§ **Figure dataset records**
§ §
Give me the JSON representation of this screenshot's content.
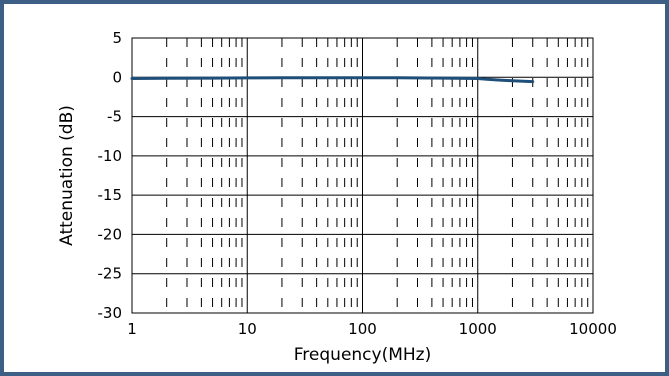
{
  "chart_data": {
    "type": "line",
    "title": "",
    "xlabel": "Frequency(MHz)",
    "ylabel": "Attenuation (dB)",
    "x_scale": "log",
    "xlim": [
      1,
      10000
    ],
    "ylim": [
      -30,
      5
    ],
    "x_ticks": [
      1,
      10,
      100,
      1000,
      10000
    ],
    "x_tick_labels": [
      "1",
      "10",
      "100",
      "1000",
      "10000"
    ],
    "y_ticks": [
      5,
      0,
      -5,
      -10,
      -15,
      -20,
      -25,
      -30
    ],
    "y_tick_labels": [
      "5",
      "0",
      "-5",
      "-10",
      "-15",
      "-20",
      "-25",
      "-30"
    ],
    "grid": true,
    "legend": "none",
    "series": [
      {
        "color": "#1f4e79",
        "x": [
          1,
          2,
          5,
          10,
          20,
          50,
          100,
          200,
          500,
          1000,
          1200,
          1500,
          2000,
          2500,
          3000
        ],
        "y": [
          -0.15,
          -0.12,
          -0.1,
          -0.08,
          -0.07,
          -0.06,
          -0.06,
          -0.07,
          -0.1,
          -0.15,
          -0.25,
          -0.35,
          -0.45,
          -0.5,
          -0.55
        ]
      }
    ]
  }
}
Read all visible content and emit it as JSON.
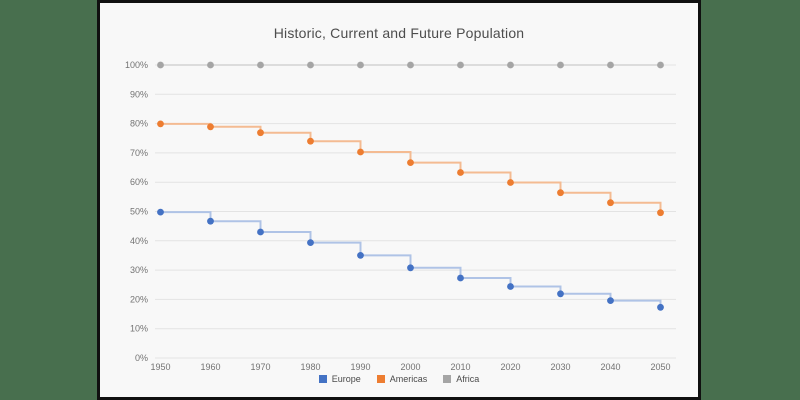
{
  "window": {
    "background_color": "#486F4E",
    "card_background": "#F8F8F8",
    "card_border_color": "#101010"
  },
  "chart_data": {
    "type": "line",
    "subtype": "step-after",
    "title": "Historic, Current and Future Population",
    "xlabel": "",
    "ylabel": "",
    "grid": true,
    "grid_color": "#E3E3E3",
    "tick_color": "#737373",
    "legend_position": "bottom",
    "ylim": [
      0,
      100
    ],
    "x": [
      1950,
      1960,
      1970,
      1980,
      1990,
      2000,
      2010,
      2020,
      2030,
      2040,
      2050
    ],
    "y_ticks": [
      {
        "value": 0,
        "label": "0%"
      },
      {
        "value": 10,
        "label": "10%"
      },
      {
        "value": 20,
        "label": "20%"
      },
      {
        "value": 30,
        "label": "30%"
      },
      {
        "value": 40,
        "label": "40%"
      },
      {
        "value": 50,
        "label": "50%"
      },
      {
        "value": 60,
        "label": "60%"
      },
      {
        "value": 70,
        "label": "70%"
      },
      {
        "value": 80,
        "label": "80%"
      },
      {
        "value": 90,
        "label": "90%"
      },
      {
        "value": 100,
        "label": "100%"
      }
    ],
    "series": [
      {
        "name": "Europe",
        "color": "#4472C4",
        "line_color": "#AFC3E6",
        "values": [
          49.8,
          46.7,
          43.0,
          39.4,
          35.0,
          30.8,
          27.3,
          24.4,
          21.9,
          19.6,
          17.3
        ]
      },
      {
        "name": "Americas",
        "color": "#ED7D31",
        "line_color": "#F4BB92",
        "values": [
          79.9,
          78.9,
          76.9,
          74.0,
          70.3,
          66.7,
          63.3,
          59.9,
          56.4,
          53.0,
          49.6
        ]
      },
      {
        "name": "Africa",
        "color": "#A5A5A5",
        "line_color": "#DCDCDC",
        "values": [
          100,
          100,
          100,
          100,
          100,
          100,
          100,
          100,
          100,
          100,
          100
        ]
      }
    ]
  }
}
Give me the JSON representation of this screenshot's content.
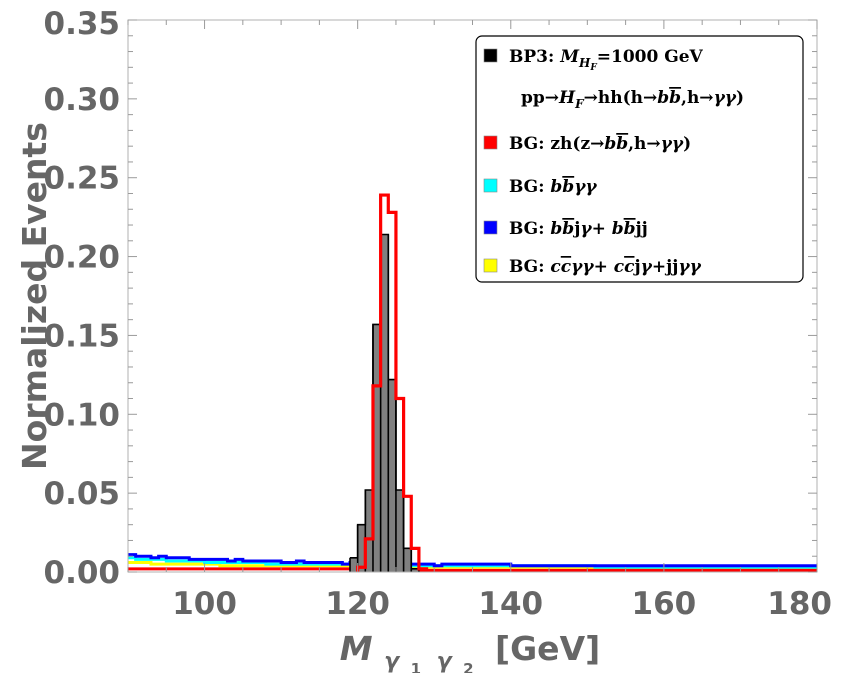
§ §
§ **What you are asked to do**
Find the lines above holding the word "title" and show them.

§ **Response to the task**
    "title": "",
    "title": "Historic, Current and Future Population",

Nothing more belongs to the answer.